PROBLEM REQUIREMENTS:
Pictures do not belong in the copy; transcribe everything else in the records exactly.

SUPPLIED RECORDS:
□ □ □

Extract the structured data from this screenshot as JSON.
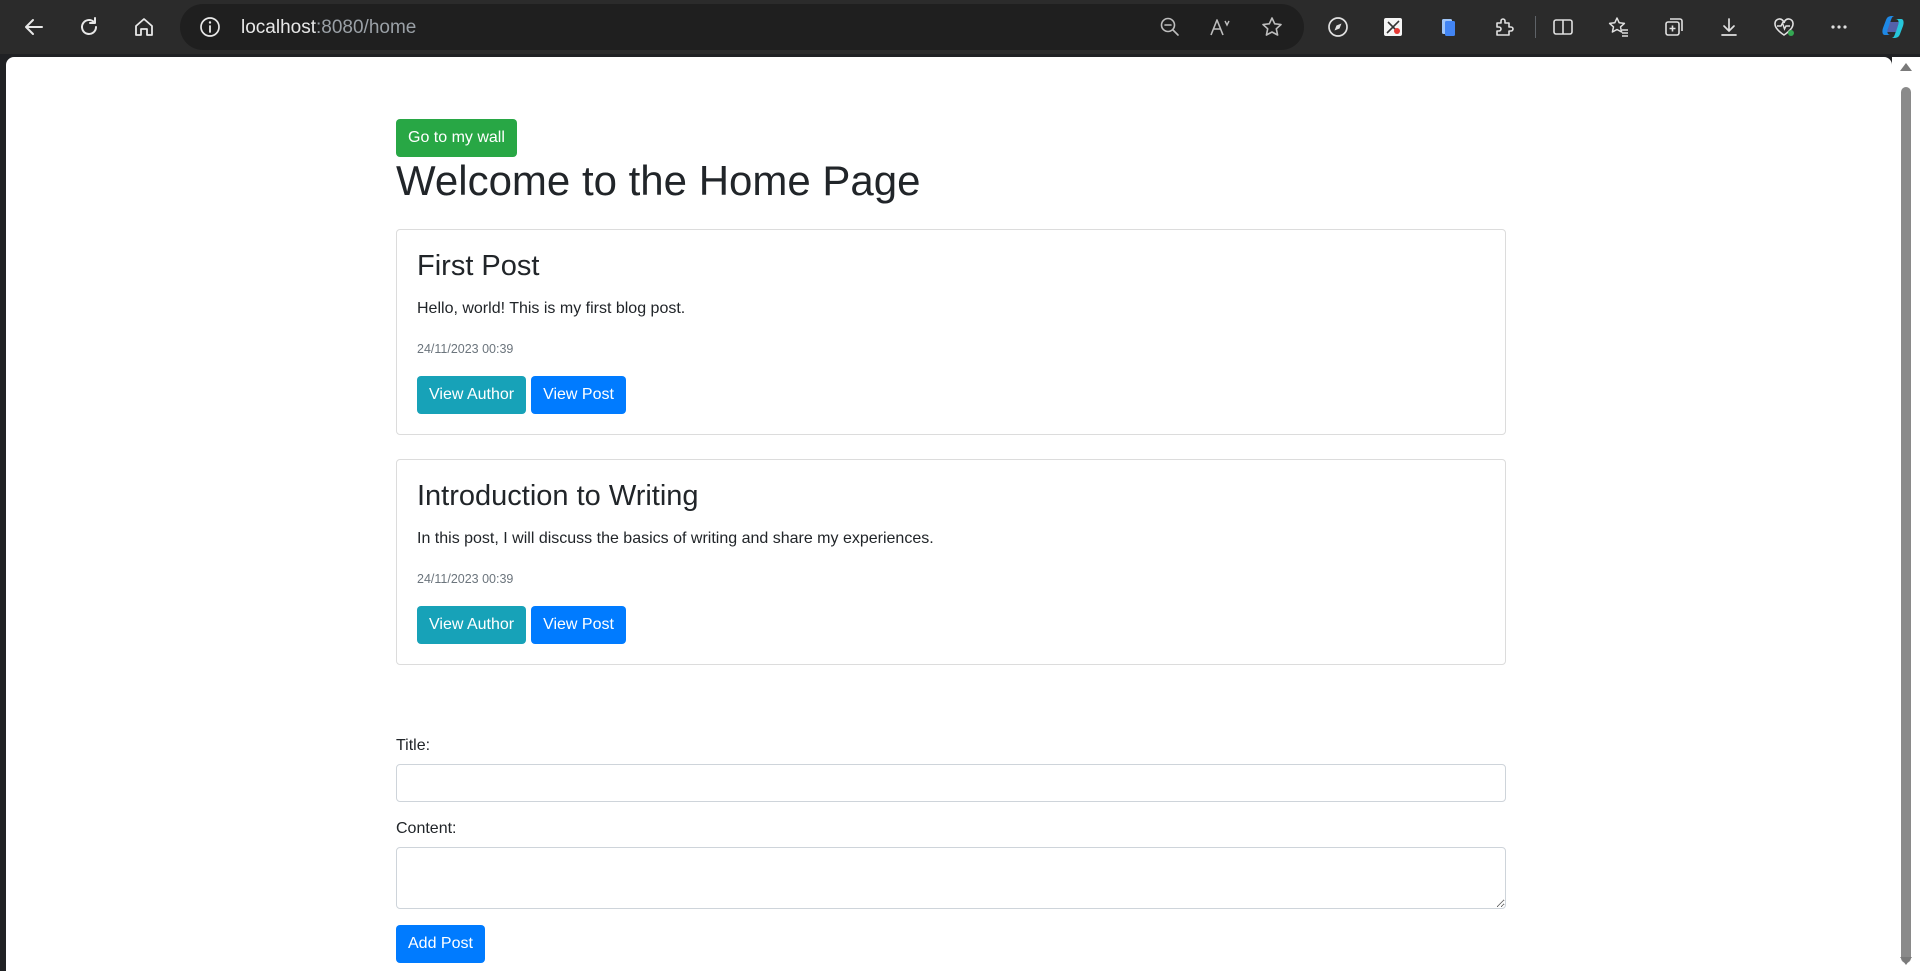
{
  "browser": {
    "url_host": "localhost",
    "url_rest": ":8080/home"
  },
  "page": {
    "wall_button": "Go to my wall",
    "title": "Welcome to the Home Page"
  },
  "posts": [
    {
      "title": "First Post",
      "content": "Hello, world! This is my first blog post.",
      "date": "24/11/2023 00:39",
      "author_button": "View Author",
      "post_button": "View Post"
    },
    {
      "title": "Introduction to Writing",
      "content": "In this post, I will discuss the basics of writing and share my experiences.",
      "date": "24/11/2023 00:39",
      "author_button": "View Author",
      "post_button": "View Post"
    }
  ],
  "form": {
    "title_label": "Title:",
    "title_value": "",
    "content_label": "Content:",
    "content_value": "",
    "submit_label": "Add Post"
  },
  "colors": {
    "success": "#28a745",
    "info": "#17a2b8",
    "primary": "#007bff"
  },
  "icons": {
    "back": "back-icon",
    "refresh": "refresh-icon",
    "home": "home-icon",
    "site_info": "info-icon",
    "zoom": "zoom-out-icon",
    "read_aloud": "read-aloud-icon",
    "favorite": "star-icon",
    "extensions": "puzzle-icon",
    "split": "split-screen-icon",
    "favorites": "favorites-icon",
    "collections": "collections-icon",
    "downloads": "download-icon",
    "health": "browser-essentials-icon",
    "more": "more-icon",
    "copilot": "copilot-icon"
  }
}
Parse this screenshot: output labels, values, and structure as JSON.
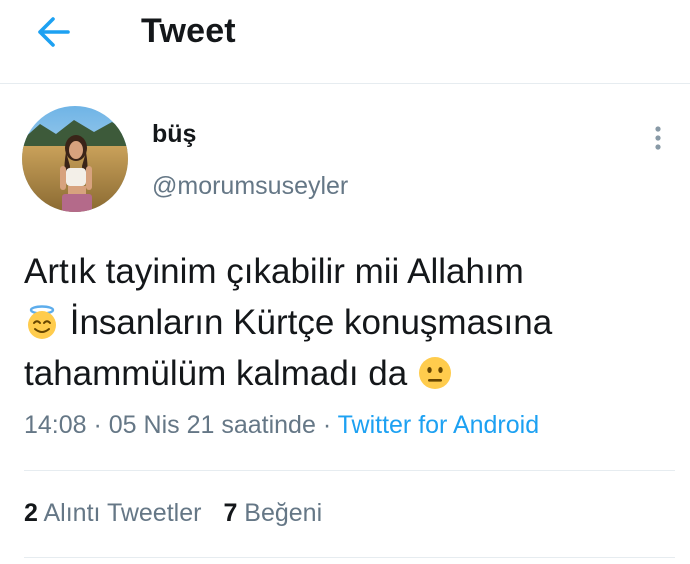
{
  "header": {
    "back_icon": "arrow-left-icon",
    "title": "Tweet",
    "accent": "#1da1f2"
  },
  "tweet": {
    "author": {
      "display_name": "büş",
      "handle": "@morumsuseyler",
      "avatar": "profile-photo"
    },
    "more_icon": "vertical-dots-icon",
    "text": {
      "line1": "Artık tayinim çıkabilir mii Allahım",
      "emoji1": "smiling-face-with-halo",
      "line2_after_emoji": " İnsanların Kürtçe konuşmasına",
      "line3": "tahammülüm kalmadı da ",
      "emoji2": "neutral-face"
    },
    "meta": {
      "time": "14:08",
      "separator1": " · ",
      "date": "05 Nis 21 saatinde",
      "separator2": " · ",
      "source": "Twitter for Android"
    },
    "stats": {
      "quote_count": "2",
      "quote_label": "Alıntı Tweetler",
      "like_count": "7",
      "like_label": "Beğeni"
    }
  },
  "colors": {
    "text": "#14171a",
    "secondary": "#657786",
    "link": "#1da1f2",
    "divider": "#e6ecf0"
  }
}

□ □ □

SOLUTION TO THE PROBLEM:
Extract the structured data from this screenshot as JSON.
{
  "browser": {
    "url_host": "localhost",
    "url_rest": ":8080/home"
  },
  "page": {
    "wall_button": "Go to my wall",
    "title": "Welcome to the Home Page"
  },
  "posts": [
    {
      "title": "First Post",
      "content": "Hello, world! This is my first blog post.",
      "date": "24/11/2023 00:39",
      "author_button": "View Author",
      "post_button": "View Post"
    },
    {
      "title": "Introduction to Writing",
      "content": "In this post, I will discuss the basics of writing and share my experiences.",
      "date": "24/11/2023 00:39",
      "author_button": "View Author",
      "post_button": "View Post"
    }
  ],
  "form": {
    "title_label": "Title:",
    "title_value": "",
    "content_label": "Content:",
    "content_value": "",
    "submit_label": "Add Post"
  },
  "colors": {
    "success": "#28a745",
    "info": "#17a2b8",
    "primary": "#007bff"
  },
  "icons": {
    "back": "back-icon",
    "refresh": "refresh-icon",
    "home": "home-icon",
    "site_info": "info-icon",
    "zoom": "zoom-out-icon",
    "read_aloud": "read-aloud-icon",
    "favorite": "star-icon",
    "extensions": "puzzle-icon",
    "split": "split-screen-icon",
    "favorites": "favorites-icon",
    "collections": "collections-icon",
    "downloads": "download-icon",
    "health": "browser-essentials-icon",
    "more": "more-icon",
    "copilot": "copilot-icon"
  }
}
Parse this screenshot: output labels, values, and structure as JSON.
{
  "header": {
    "back_icon": "arrow-left-icon",
    "title": "Tweet",
    "accent": "#1da1f2"
  },
  "tweet": {
    "author": {
      "display_name": "büş",
      "handle": "@morumsuseyler",
      "avatar": "profile-photo"
    },
    "more_icon": "vertical-dots-icon",
    "text": {
      "line1": "Artık tayinim çıkabilir mii Allahım",
      "emoji1": "smiling-face-with-halo",
      "line2_after_emoji": " İnsanların Kürtçe konuşmasına",
      "line3": "tahammülüm kalmadı da ",
      "emoji2": "neutral-face"
    },
    "meta": {
      "time": "14:08",
      "separator1": " · ",
      "date": "05 Nis 21 saatinde",
      "separator2": " · ",
      "source": "Twitter for Android"
    },
    "stats": {
      "quote_count": "2",
      "quote_label": "Alıntı Tweetler",
      "like_count": "7",
      "like_label": "Beğeni"
    }
  },
  "colors": {
    "text": "#14171a",
    "secondary": "#657786",
    "link": "#1da1f2",
    "divider": "#e6ecf0"
  }
}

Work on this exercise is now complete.